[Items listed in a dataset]

=-=-=

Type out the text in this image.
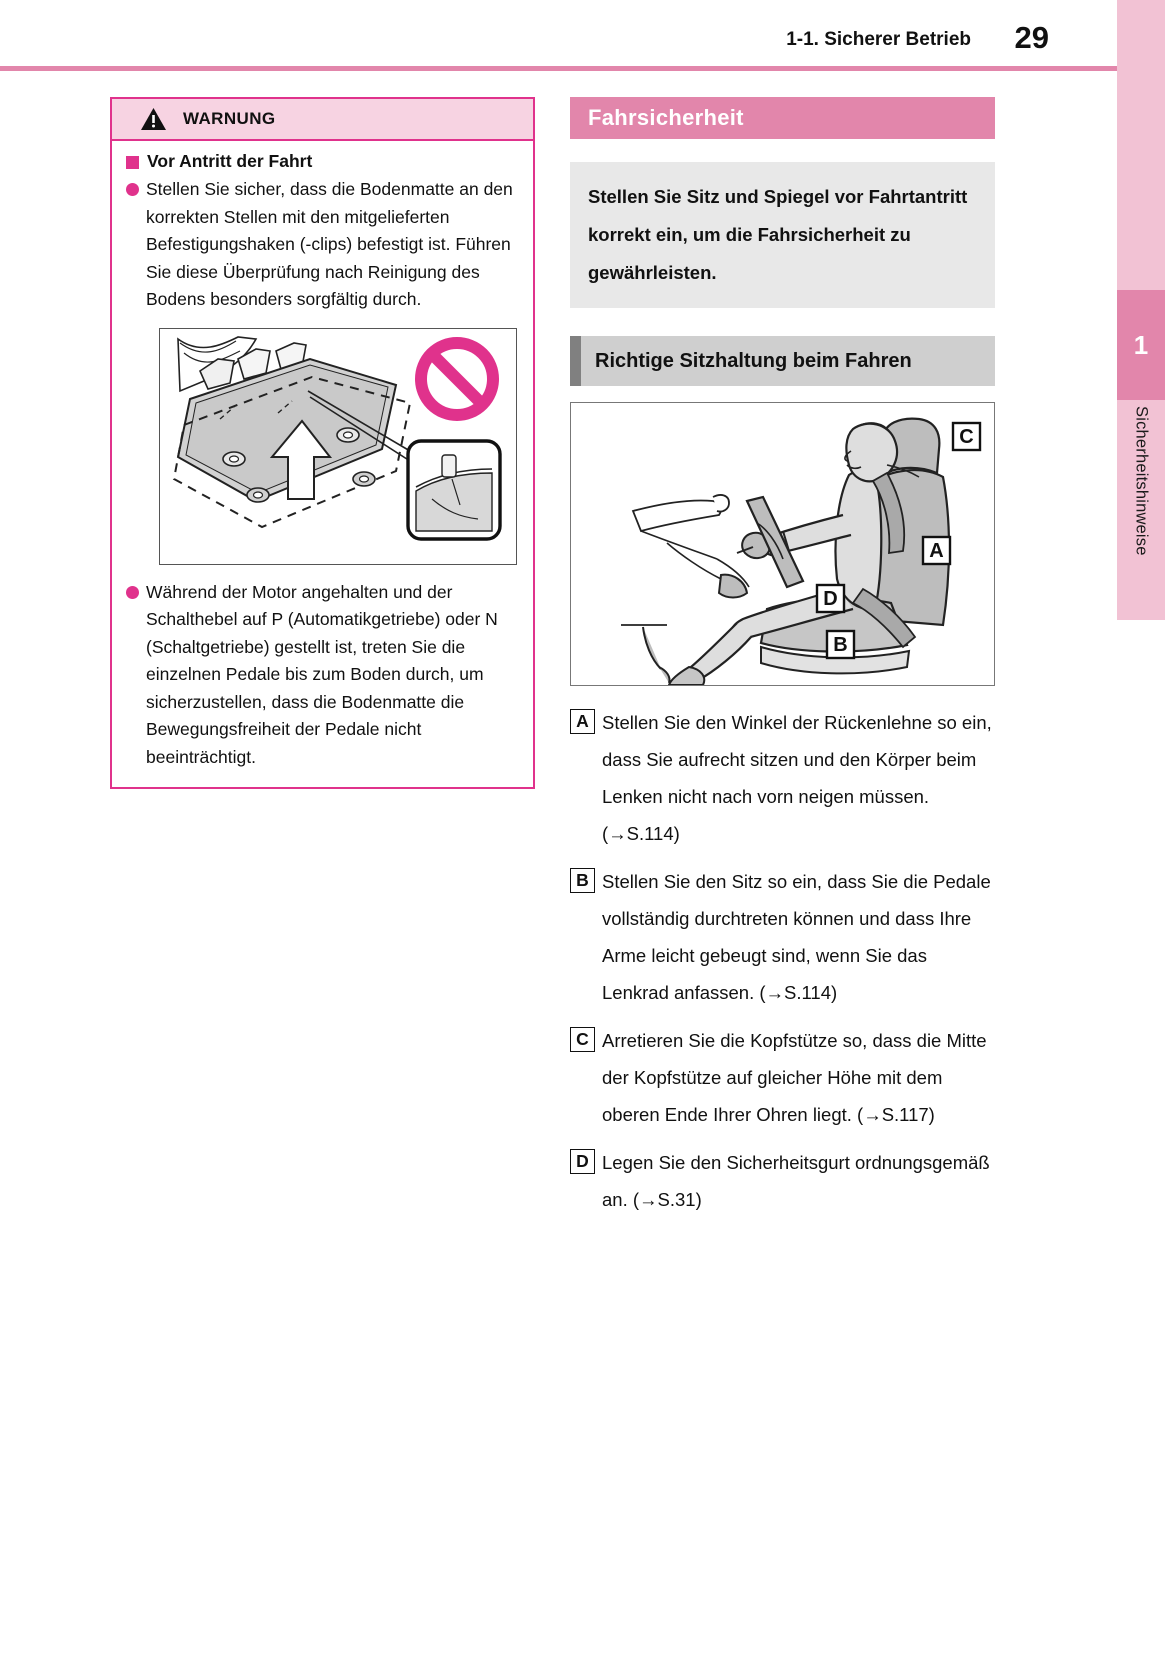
1
Sicherheitshinweise
1-1. Sicherer Betrieb 29
WARNUNG
Vor Antritt der Fahrt
Stellen Sie sicher, dass die Bodenmatte an den korrekten Stellen mit den mitgelieferten Befestigungshaken (-clips) befestigt ist. Führen Sie diese Überprüfung nach Reinigung des Bodens besonders sorgfältig durch.
Während der Motor angehalten und der Schalthebel auf P (Automatikgetriebe) oder N (Schaltgetriebe) gestellt ist, treten Sie die einzelnen Pedale bis zum Boden durch, um sicherzustellen, dass die Bodenmatte die Bewegungsfreiheit der Pedale nicht beeinträchtigt.
Fahrsicherheit
Stellen Sie Sitz und Spiegel vor Fahrtantritt korrekt ein, um die Fahrsicherheit zu gewährleisten.
Richtige Sitzhaltung beim Fahren
C
A
D
B
A Stellen Sie den Winkel der Rückenlehne so ein, dass Sie aufrecht sitzen und den Körper beim Lenken nicht nach vorn neigen müssen. (→S.114)
B Stellen Sie den Sitz so ein, dass Sie die Pedale vollständig durchtreten können und dass Ihre Arme leicht gebeugt sind, wenn Sie das Lenkrad anfassen. (→S.114)
C Arretieren Sie die Kopfstütze so, dass die Mitte der Kopfstütze auf gleicher Höhe mit dem oberen Ende Ihrer Ohren liegt. (→S.117)
D Legen Sie den Sicherheitsgurt ordnungsgemäß an. (→S.31)
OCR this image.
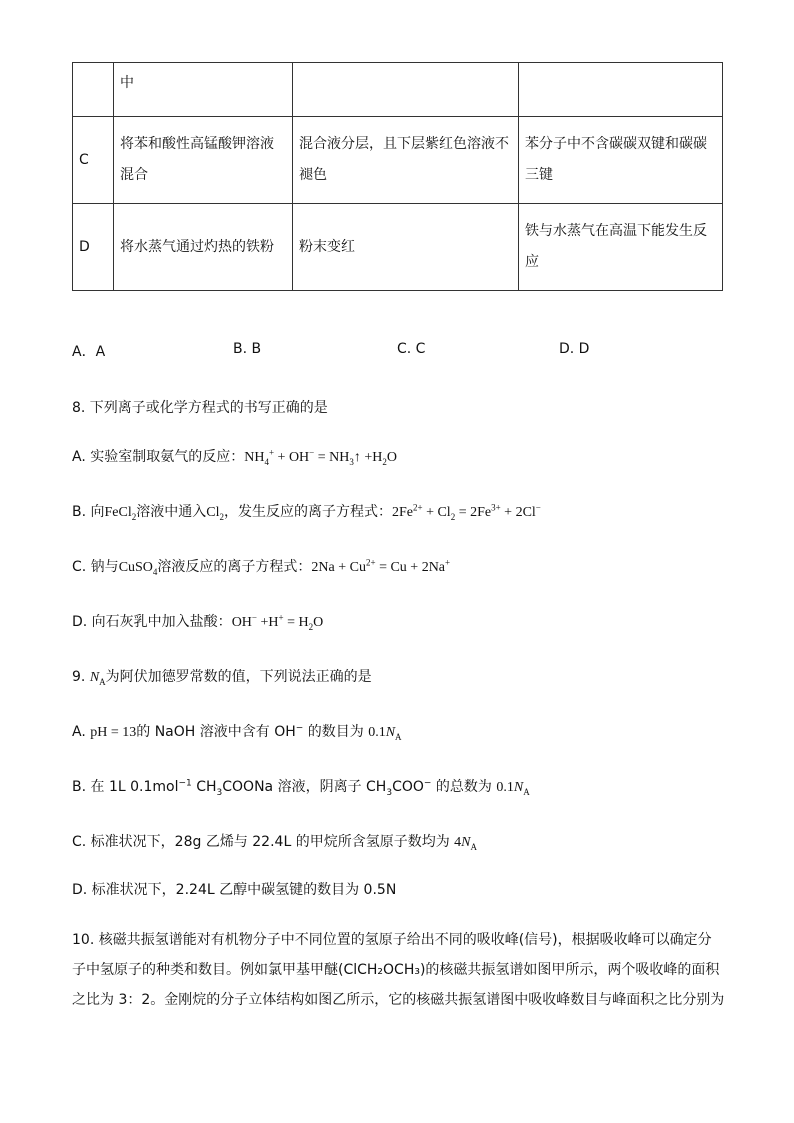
	中		
C	将苯和酸性高锰酸钾溶液混合	混合液分层，且下层紫红色溶液不褪色	苯分子中不含碳碳双键和碳碳三键
D	将水蒸气通过灼热的铁粉	粉末变红	铁与水蒸气在高温下能发生反应
A．A	B. B	C. C	D. D
8. 下列离子或化学方程式的书写正确的是
A. 实验室制取氨气的反应：$NH_4^+ + OH^-$ = $NH_3↑ +H_2O$
B. 向FeCl$_2$溶液中通入$Cl_2$，发生反应的离子方程式：$2Fe^{2+} + Cl_2 = 2Fe^{3+} + 2Cl^-$
C. 钠与CuSO$_4$溶液反应的离子方程式：$2Na + Cu^{2+} = Cu + 2Na^+$
D. 向石灰乳中加入盐酸：$OH^- +H^+ = H_2O$
9. $N_A$为阿伏加德罗常数的值，下列说法正确的是
A. pH = 13的 NaOH 溶液中含有 OH− 的数目为 $0.1N_A$
B. 在 1L 0.1mol$^{-1}$ $CH_3COONa$ 溶液，阴离子 $CH_3COO^-$ 的总数为 $0.1N_A$
C. 标准状况下，28g 乙烯与 22.4L 的甲烷所含氢原子数均为 $4N_A$
D. 标准状况下，2.24L 乙醇中碳氢键的数目为 0.5N
10. 核磁共振氢谱能对有机物分子中不同位置的氢原子给出不同的吸收峰(信号)，根据吸收峰可以确定分
子中氢原子的种类和数目。例如氯甲基甲醚(ClCH₂OCH₃)的核磁共振氢谱如图甲所示，两个吸收峰的面积
之比为 3：2。金刚烷的分子立体结构如图乙所示，它的核磁共振氢谱图中吸收峰数目与峰面积之比分别为
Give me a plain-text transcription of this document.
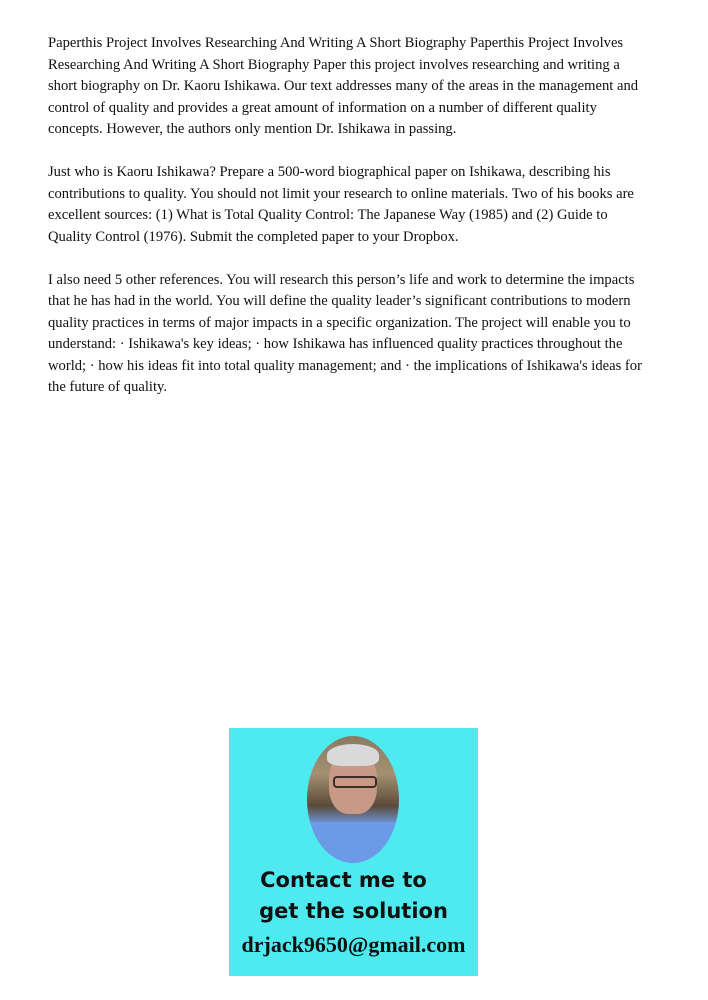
Paperthis Project Involves Researching And Writing A Short Biography Paperthis Project Involves Researching And Writing A Short Biography Paper this project involves researching and writing a short biography on Dr. Kaoru Ishikawa. Our text addresses many of the areas in the management and control of quality and provides a great amount of information on a number of different quality concepts. However, the authors only mention Dr. Ishikawa in passing.

Just who is Kaoru Ishikawa? Prepare a 500-word biographical paper on Ishikawa, describing his contributions to quality. You should not limit your research to online materials. Two of his books are excellent sources: (1) What is Total Quality Control: The Japanese Way (1985) and (2) Guide to Quality Control (1976). Submit the completed paper to your Dropbox.

I also need 5 other references. You will research this person’s life and work to determine the impacts that he has had in the world. You will define the quality leader’s significant contributions to modern quality practices in terms of major impacts in a specific organization. The project will enable you to understand: · Ishikawa's key ideas; · how Ishikawa has influenced quality practices throughout the world; · how his ideas fit into total quality management; and · the implications of Ishikawa's ideas for the future of quality.

Contact me to
get the solution
drjack9650@gmail.com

=-=-=

## EXERCISE
From the entries above, select each line containing the string "标准状况下".

## RESULT FOR THIS TASK
C. 标准状况下，28g 乙烯与 22.4L 的甲烷所含氢原子数均为 $4N_A$
D. 标准状况下，2.24L 乙醇中碳氢键的数目为 0.5N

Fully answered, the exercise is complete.